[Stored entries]
###
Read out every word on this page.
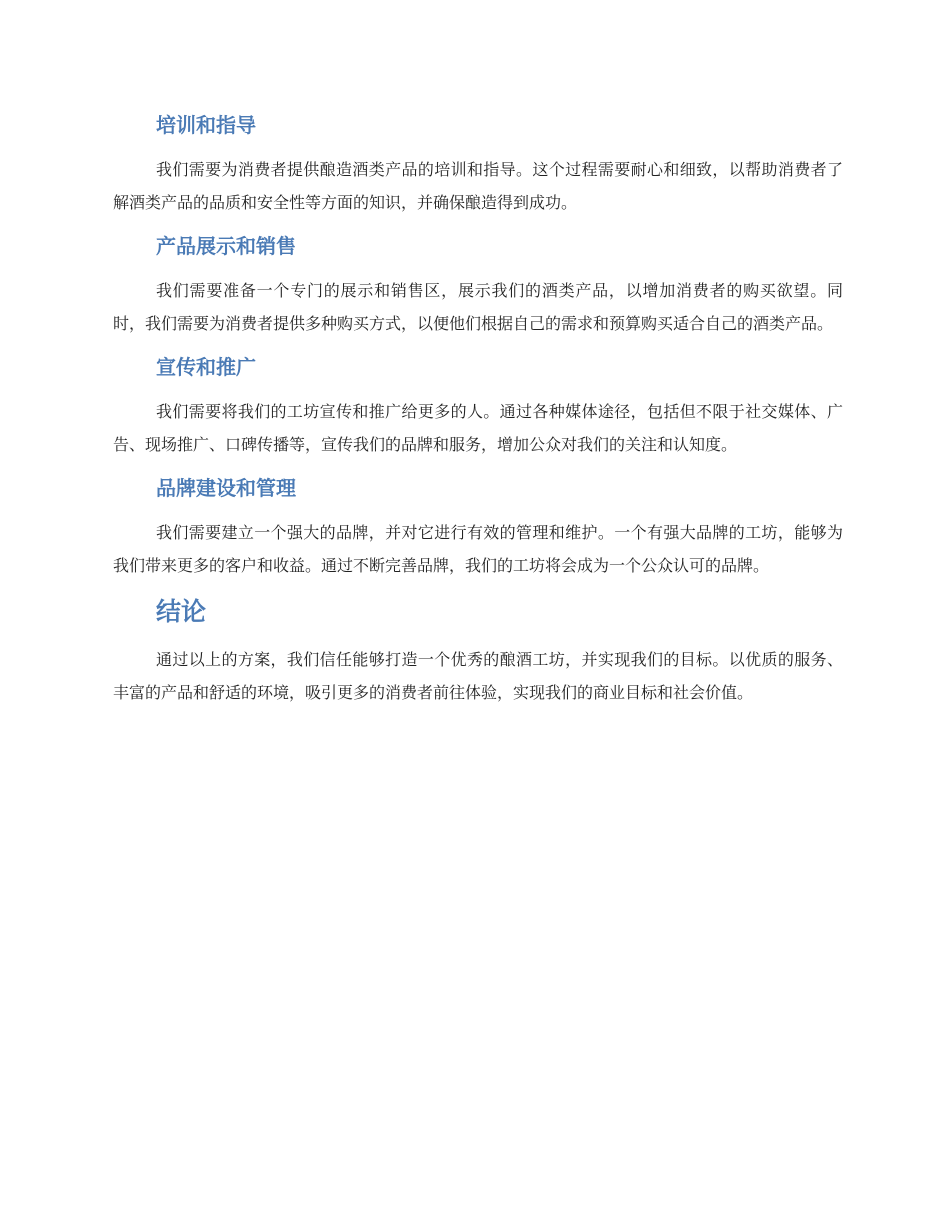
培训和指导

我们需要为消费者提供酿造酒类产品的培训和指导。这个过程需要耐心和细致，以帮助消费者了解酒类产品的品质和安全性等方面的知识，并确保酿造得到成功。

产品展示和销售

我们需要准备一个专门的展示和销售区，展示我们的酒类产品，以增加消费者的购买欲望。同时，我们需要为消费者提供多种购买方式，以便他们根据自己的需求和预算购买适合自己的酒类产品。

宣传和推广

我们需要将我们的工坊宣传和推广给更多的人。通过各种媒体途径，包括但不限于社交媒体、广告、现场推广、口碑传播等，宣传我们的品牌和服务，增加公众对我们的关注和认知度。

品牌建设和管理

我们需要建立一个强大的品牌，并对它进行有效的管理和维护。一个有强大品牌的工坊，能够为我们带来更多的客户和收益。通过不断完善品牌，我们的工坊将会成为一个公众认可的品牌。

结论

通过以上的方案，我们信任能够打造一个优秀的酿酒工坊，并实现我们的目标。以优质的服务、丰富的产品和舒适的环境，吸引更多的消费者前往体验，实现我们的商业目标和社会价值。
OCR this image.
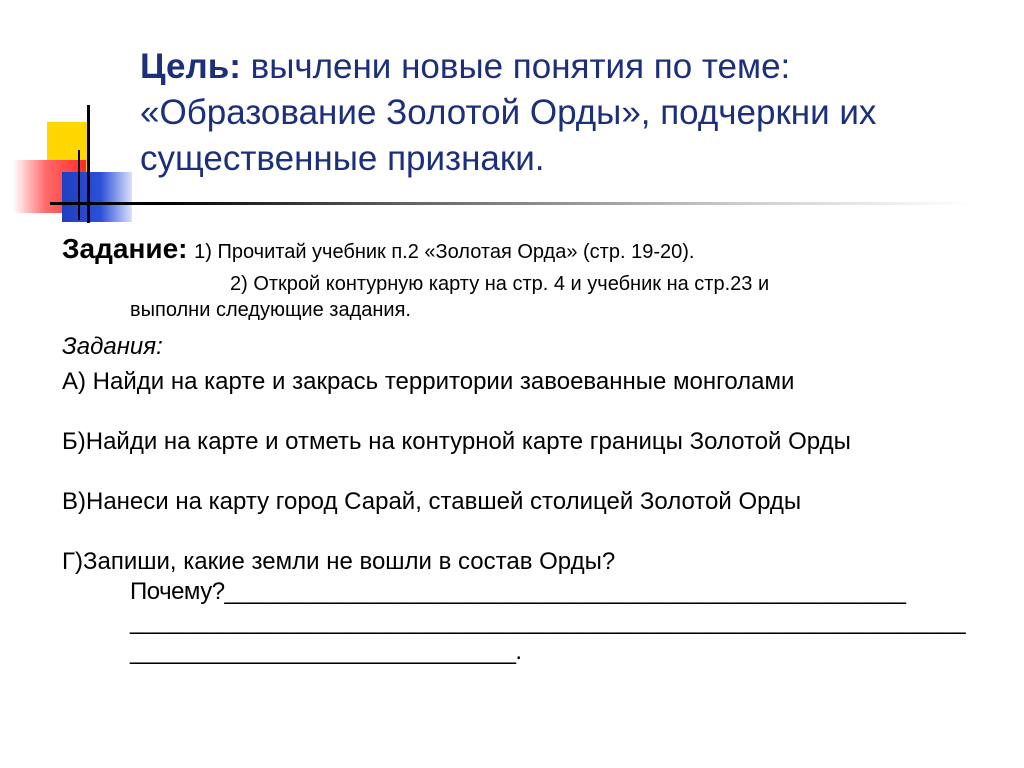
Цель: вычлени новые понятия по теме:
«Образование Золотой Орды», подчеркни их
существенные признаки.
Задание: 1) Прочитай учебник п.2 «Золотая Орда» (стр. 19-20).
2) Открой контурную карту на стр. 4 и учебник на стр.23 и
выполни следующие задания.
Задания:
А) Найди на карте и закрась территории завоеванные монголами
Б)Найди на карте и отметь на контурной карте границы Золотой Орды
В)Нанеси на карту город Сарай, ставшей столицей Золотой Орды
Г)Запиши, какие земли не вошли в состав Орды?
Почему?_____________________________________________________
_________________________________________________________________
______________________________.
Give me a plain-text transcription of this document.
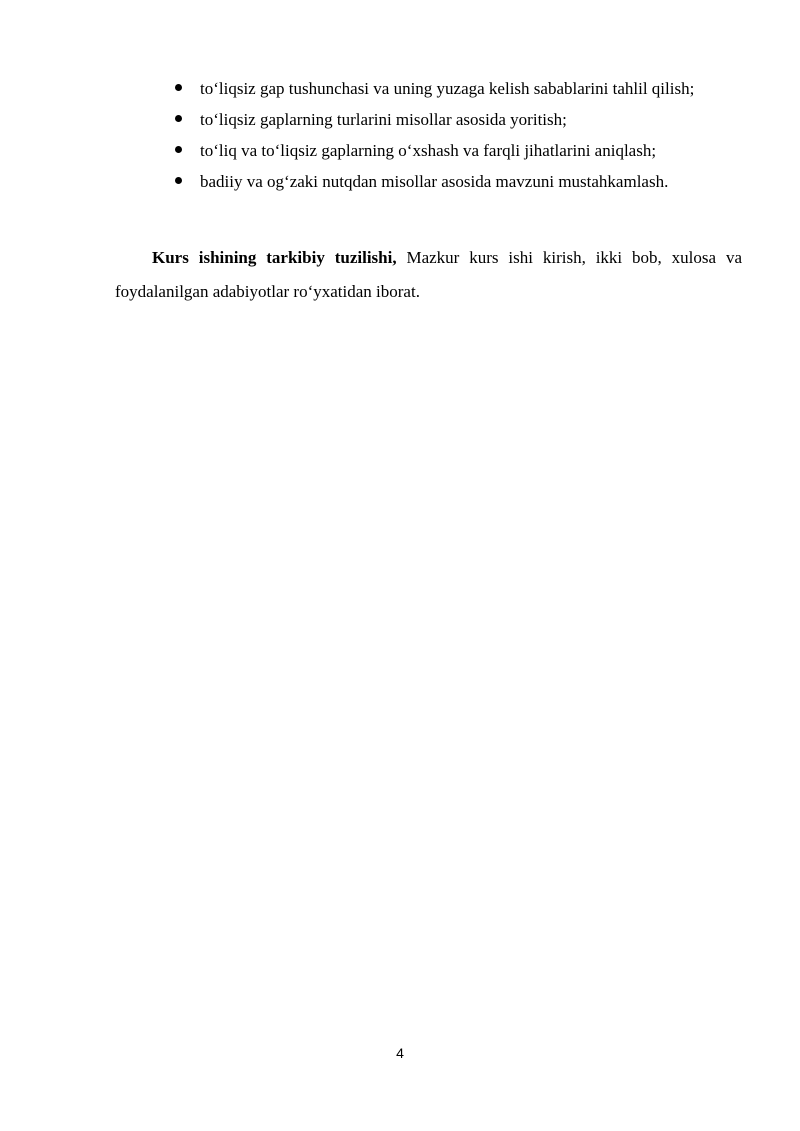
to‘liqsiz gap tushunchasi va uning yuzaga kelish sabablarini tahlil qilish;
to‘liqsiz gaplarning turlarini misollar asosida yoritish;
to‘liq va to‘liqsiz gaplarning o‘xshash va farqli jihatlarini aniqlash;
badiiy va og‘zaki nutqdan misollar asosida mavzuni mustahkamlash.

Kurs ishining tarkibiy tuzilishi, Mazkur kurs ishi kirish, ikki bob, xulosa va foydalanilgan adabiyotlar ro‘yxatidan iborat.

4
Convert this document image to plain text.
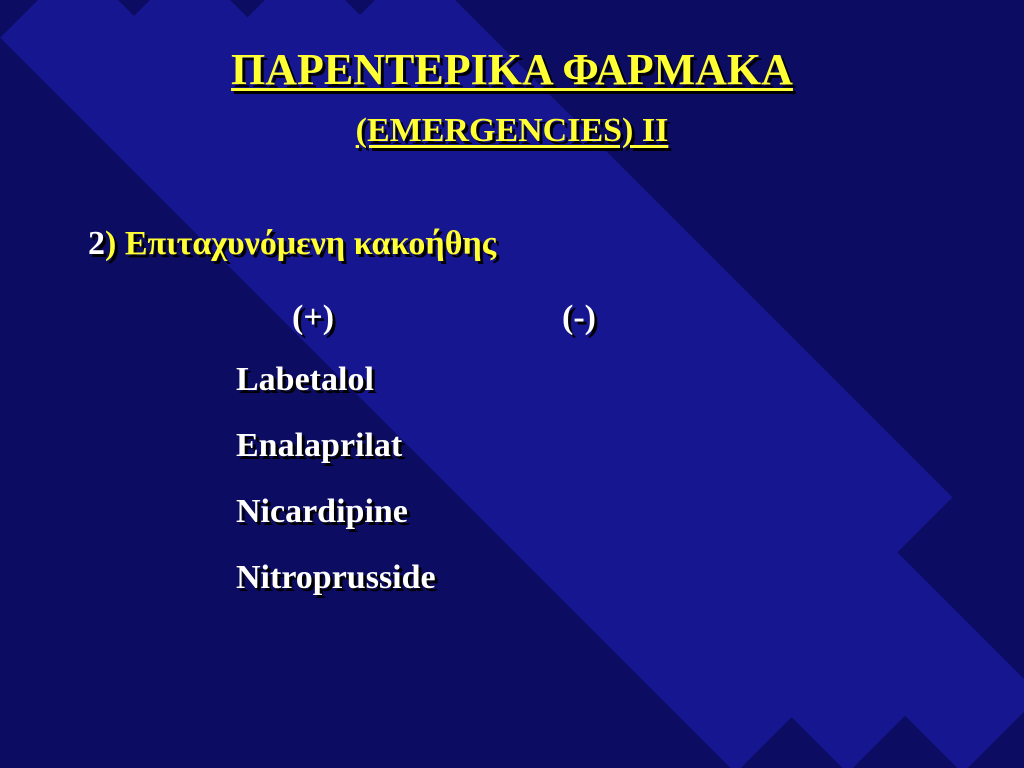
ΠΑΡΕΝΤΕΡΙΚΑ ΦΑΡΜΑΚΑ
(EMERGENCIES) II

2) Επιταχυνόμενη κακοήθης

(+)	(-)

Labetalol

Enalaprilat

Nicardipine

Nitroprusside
###
■ Problem to work on
Make an exact copy of the lines above, starting at the line that contains "Give me a plain-text" and running through the final line of the entries. Omit the pictures.

■ Correct result
Give me a plain-text transcription of this document.
to‘liqsiz gap tushunchasi va uning yuzaga kelish sabablarini tahlil qilish;
to‘liqsiz gaplarning turlarini misollar asosida yoritish;
to‘liq va to‘liqsiz gaplarning o‘xshash va farqli jihatlarini aniqlash;
badiiy va og‘zaki nutqdan misollar asosida mavzuni mustahkamlash.

Kurs ishining tarkibiy tuzilishi, Mazkur kurs ishi kirish, ikki bob, xulosa va foydalanilgan adabiyotlar ro‘yxatidan iborat.

4
Convert this document image to plain text.
ΠΑΡΕΝΤΕΡΙΚΑ ΦΑΡΜΑΚΑ
(EMERGENCIES) II

2) Επιταχυνόμενη κακοήθης

(+)	(-)

Labetalol

Enalaprilat

Nicardipine

Nitroprusside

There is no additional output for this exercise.